--- START Material for this task ---

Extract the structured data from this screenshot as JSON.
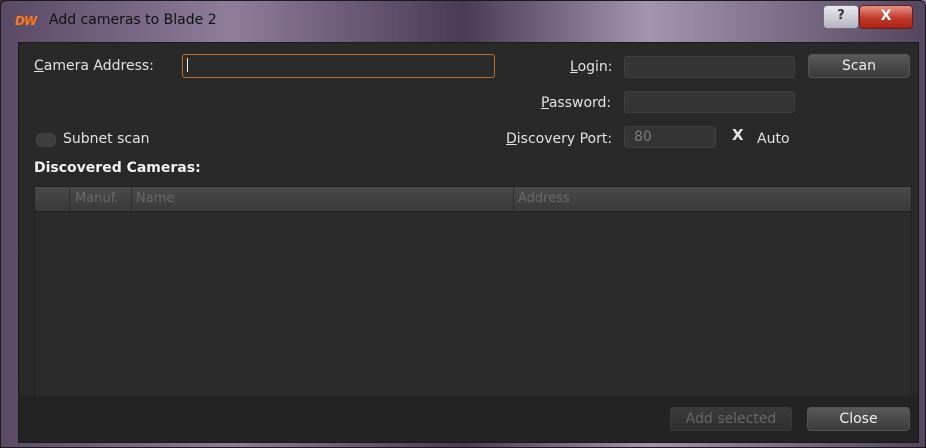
{
  "window": {
    "title": "Add cameras to Blade 2",
    "logo_text": "DW",
    "help_button": "?",
    "close_button": "X",
    "accent_color": "#ff7a1a"
  },
  "form": {
    "camera_address_label_u": "C",
    "camera_address_label_rest": "amera Address:",
    "camera_address_value": "",
    "login_label_u": "L",
    "login_label_rest": "ogin:",
    "login_value": "",
    "password_label_u": "P",
    "password_label_rest": "assword:",
    "password_value": "",
    "scan_button": "Scan",
    "subnet_scan_label": "Subnet scan",
    "discovery_port_label_u": "D",
    "discovery_port_label_rest": "iscovery Port:",
    "discovery_port_value": "80",
    "auto_check": "X",
    "auto_label": "Auto"
  },
  "discovered": {
    "title": "Discovered Cameras:",
    "columns": [
      "Manuf.",
      "Name",
      "Address"
    ],
    "rows": []
  },
  "footer": {
    "add_selected_button": "Add selected",
    "close_button": "Close"
  }
}
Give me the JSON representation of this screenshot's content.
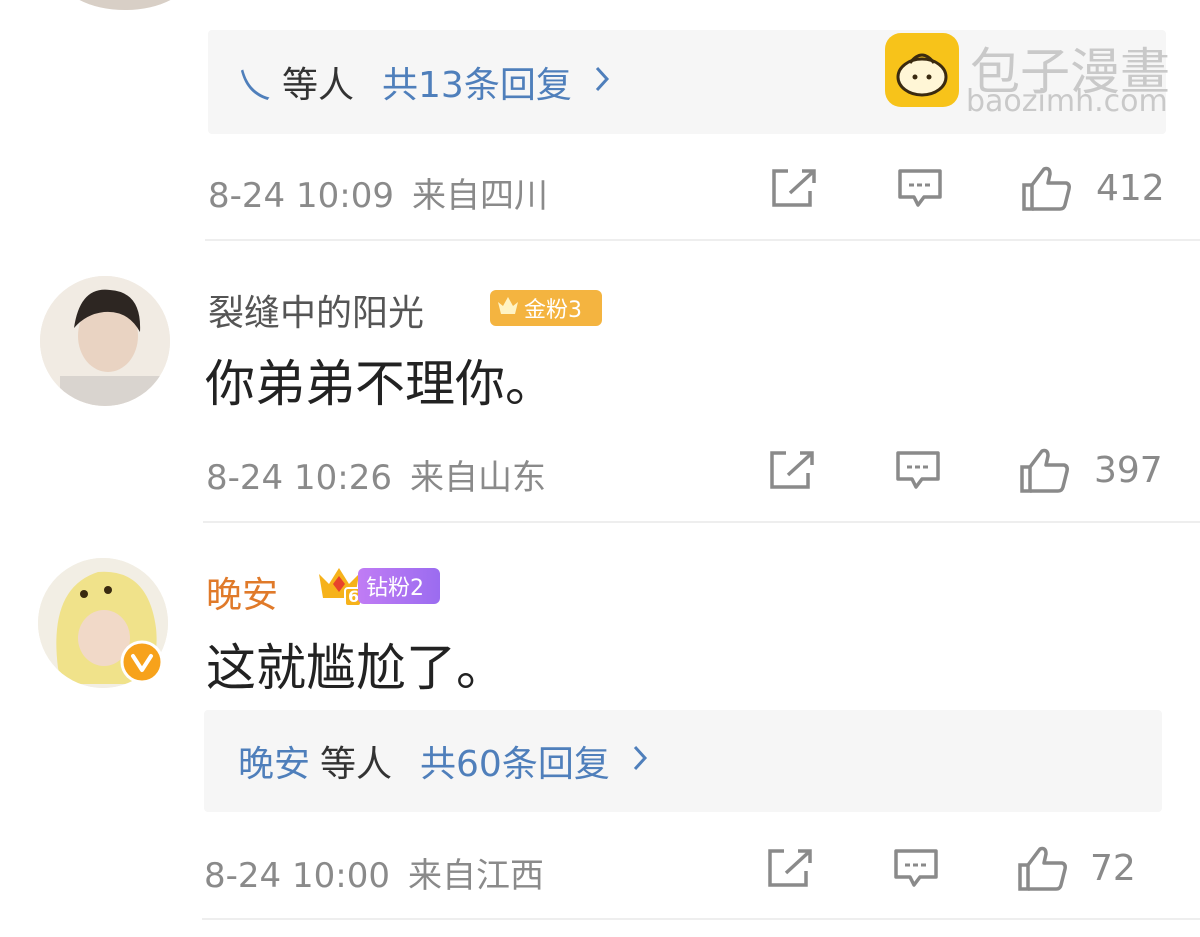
{
  "colors": {
    "link_blue": "#4f7fbb",
    "meta_gray": "#8a8a8a",
    "orange_name": "#e07a2a",
    "gold_badge": "#f4b400",
    "diamond_badge": "#b06cf0"
  },
  "watermark": {
    "title": "包子漫畫",
    "domain": "baozimh.com"
  },
  "threads": [
    {
      "reply_summary": {
        "who": "乀",
        "others": "等人",
        "total": "共13条回复"
      },
      "meta": {
        "date": "8-24 10:09",
        "location": "来自四川"
      },
      "likes": "412"
    },
    {
      "username": "裂缝中的阳光",
      "badge": "金粉3",
      "text": "你弟弟不理你。",
      "meta": {
        "date": "8-24 10:26",
        "location": "来自山东"
      },
      "likes": "397"
    },
    {
      "username": "晚安",
      "badge": "钻粉2",
      "badge_level": "6",
      "text": "这就尴尬了。",
      "reply_summary": {
        "who": "晚安",
        "others": "等人",
        "total": "共60条回复"
      },
      "meta": {
        "date": "8-24 10:00",
        "location": "来自江西"
      },
      "likes": "72"
    }
  ],
  "icons": {
    "share": "share-icon",
    "comment": "comment-icon",
    "like": "thumbs-up-icon",
    "chevron": "chevron-right-icon",
    "verified": "verified-v-icon"
  }
}
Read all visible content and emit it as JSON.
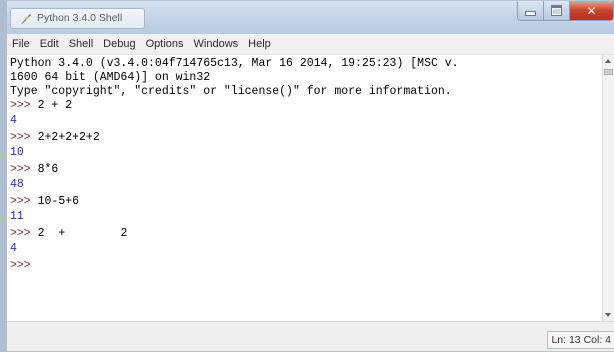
{
  "window": {
    "title": "Python 3.4.0 Shell"
  },
  "menu": {
    "items": [
      "File",
      "Edit",
      "Shell",
      "Debug",
      "Options",
      "Windows",
      "Help"
    ]
  },
  "shell": {
    "banner": [
      "Python 3.4.0 (v3.4.0:04f714765c13, Mar 16 2014, 19:25:23) [MSC v.",
      "1600 64 bit (AMD64)] on win32",
      "Type \"copyright\", \"credits\" or \"license()\" for more information."
    ],
    "prompt": ">>>",
    "entries": [
      {
        "input": "2 + 2",
        "output": "4"
      },
      {
        "input": "2+2+2+2+2",
        "output": "10"
      },
      {
        "input": "8*6",
        "output": "48"
      },
      {
        "input": "10-5+6",
        "output": "11"
      },
      {
        "input": "2  +        2",
        "output": "4"
      }
    ],
    "final_prompt": ">>>"
  },
  "status": {
    "position": "Ln: 13 Col: 4"
  },
  "colors": {
    "prompt": "#7a2a2a",
    "output": "#2b2bd4",
    "close_button": "#c8452e"
  },
  "icons": {
    "app": "python-feather-icon",
    "minimize": "minimize-icon",
    "maximize": "maximize-icon",
    "close": "close-icon"
  }
}
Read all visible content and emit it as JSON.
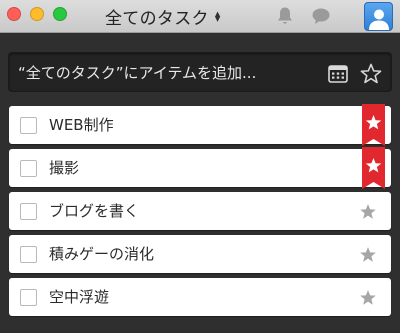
{
  "titlebar": {
    "title": "全てのタスク",
    "caret_up": "▲",
    "caret_down": "▼",
    "icons": {
      "bell": "bell-icon",
      "comment": "comment-icon",
      "avatar": "user-icon"
    }
  },
  "add_bar": {
    "placeholder": "“全てのタスク”にアイテムを追加...",
    "icons": {
      "calendar": "calendar-icon",
      "star": "star-outline-icon"
    }
  },
  "tasks": [
    {
      "title": "WEB制作",
      "starred": true
    },
    {
      "title": "撮影",
      "starred": true
    },
    {
      "title": "ブログを書く",
      "starred": false
    },
    {
      "title": "積みゲーの消化",
      "starred": false
    },
    {
      "title": "空中浮遊",
      "starred": false
    }
  ],
  "colors": {
    "ribbon_red": "#e0282e",
    "star_gray": "#a6a6a6",
    "window_bg": "#2f2f2f",
    "avatar_blue": "#3d8fe3"
  }
}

--- END Material for this task ---

§ **Directions for this task**: From the data above, write out everything exactly except the pictures.

§ **Answer to the task**:
Extract the structured data from this screenshot as JSON.
{
  "window": {
    "title": "Add cameras to Blade 2",
    "logo_text": "DW",
    "help_button": "?",
    "close_button": "X",
    "accent_color": "#ff7a1a"
  },
  "form": {
    "camera_address_label_u": "C",
    "camera_address_label_rest": "amera Address:",
    "camera_address_value": "",
    "login_label_u": "L",
    "login_label_rest": "ogin:",
    "login_value": "",
    "password_label_u": "P",
    "password_label_rest": "assword:",
    "password_value": "",
    "scan_button": "Scan",
    "subnet_scan_label": "Subnet scan",
    "discovery_port_label_u": "D",
    "discovery_port_label_rest": "iscovery Port:",
    "discovery_port_value": "80",
    "auto_check": "X",
    "auto_label": "Auto"
  },
  "discovered": {
    "title": "Discovered Cameras:",
    "columns": [
      "Manuf.",
      "Name",
      "Address"
    ],
    "rows": []
  },
  "footer": {
    "add_selected_button": "Add selected",
    "close_button": "Close"
  }
}
Give me the JSON representation of this screenshot's content.
{
  "colors": {
    "link_blue": "#4f7fbb",
    "meta_gray": "#8a8a8a",
    "orange_name": "#e07a2a",
    "gold_badge": "#f4b400",
    "diamond_badge": "#b06cf0"
  },
  "watermark": {
    "title": "包子漫畫",
    "domain": "baozimh.com"
  },
  "threads": [
    {
      "reply_summary": {
        "who": "乀",
        "others": "等人",
        "total": "共13条回复"
      },
      "meta": {
        "date": "8-24 10:09",
        "location": "来自四川"
      },
      "likes": "412"
    },
    {
      "username": "裂缝中的阳光",
      "badge": "金粉3",
      "text": "你弟弟不理你。",
      "meta": {
        "date": "8-24 10:26",
        "location": "来自山东"
      },
      "likes": "397"
    },
    {
      "username": "晚安",
      "badge": "钻粉2",
      "badge_level": "6",
      "text": "这就尴尬了。",
      "reply_summary": {
        "who": "晚安",
        "others": "等人",
        "total": "共60条回复"
      },
      "meta": {
        "date": "8-24 10:00",
        "location": "来自江西"
      },
      "likes": "72"
    }
  ],
  "icons": {
    "share": "share-icon",
    "comment": "comment-icon",
    "like": "thumbs-up-icon",
    "chevron": "chevron-right-icon",
    "verified": "verified-v-icon"
  }
}
Read all visible content and emit it as JSON.
{
  "window": {
    "title": "Python 3.4.0 Shell"
  },
  "menu": {
    "items": [
      "File",
      "Edit",
      "Shell",
      "Debug",
      "Options",
      "Windows",
      "Help"
    ]
  },
  "shell": {
    "banner": [
      "Python 3.4.0 (v3.4.0:04f714765c13, Mar 16 2014, 19:25:23) [MSC v.",
      "1600 64 bit (AMD64)] on win32",
      "Type \"copyright\", \"credits\" or \"license()\" for more information."
    ],
    "prompt": ">>>",
    "entries": [
      {
        "input": "2 + 2",
        "output": "4"
      },
      {
        "input": "2+2+2+2+2",
        "output": "10"
      },
      {
        "input": "8*6",
        "output": "48"
      },
      {
        "input": "10-5+6",
        "output": "11"
      },
      {
        "input": "2  +        2",
        "output": "4"
      }
    ],
    "final_prompt": ">>>"
  },
  "status": {
    "position": "Ln: 13 Col: 4"
  },
  "colors": {
    "prompt": "#7a2a2a",
    "output": "#2b2bd4",
    "close_button": "#c8452e"
  },
  "icons": {
    "app": "python-feather-icon",
    "minimize": "minimize-icon",
    "maximize": "maximize-icon",
    "close": "close-icon"
  }
}
Read all visible content and emit it as JSON.
{
  "titlebar": {
    "title": "全てのタスク",
    "caret_up": "▲",
    "caret_down": "▼",
    "icons": {
      "bell": "bell-icon",
      "comment": "comment-icon",
      "avatar": "user-icon"
    }
  },
  "add_bar": {
    "placeholder": "“全てのタスク”にアイテムを追加...",
    "icons": {
      "calendar": "calendar-icon",
      "star": "star-outline-icon"
    }
  },
  "tasks": [
    {
      "title": "WEB制作",
      "starred": true
    },
    {
      "title": "撮影",
      "starred": true
    },
    {
      "title": "ブログを書く",
      "starred": false
    },
    {
      "title": "積みゲーの消化",
      "starred": false
    },
    {
      "title": "空中浮遊",
      "starred": false
    }
  ],
  "colors": {
    "ribbon_red": "#e0282e",
    "star_gray": "#a6a6a6",
    "window_bg": "#2f2f2f",
    "avatar_blue": "#3d8fe3"
  }
}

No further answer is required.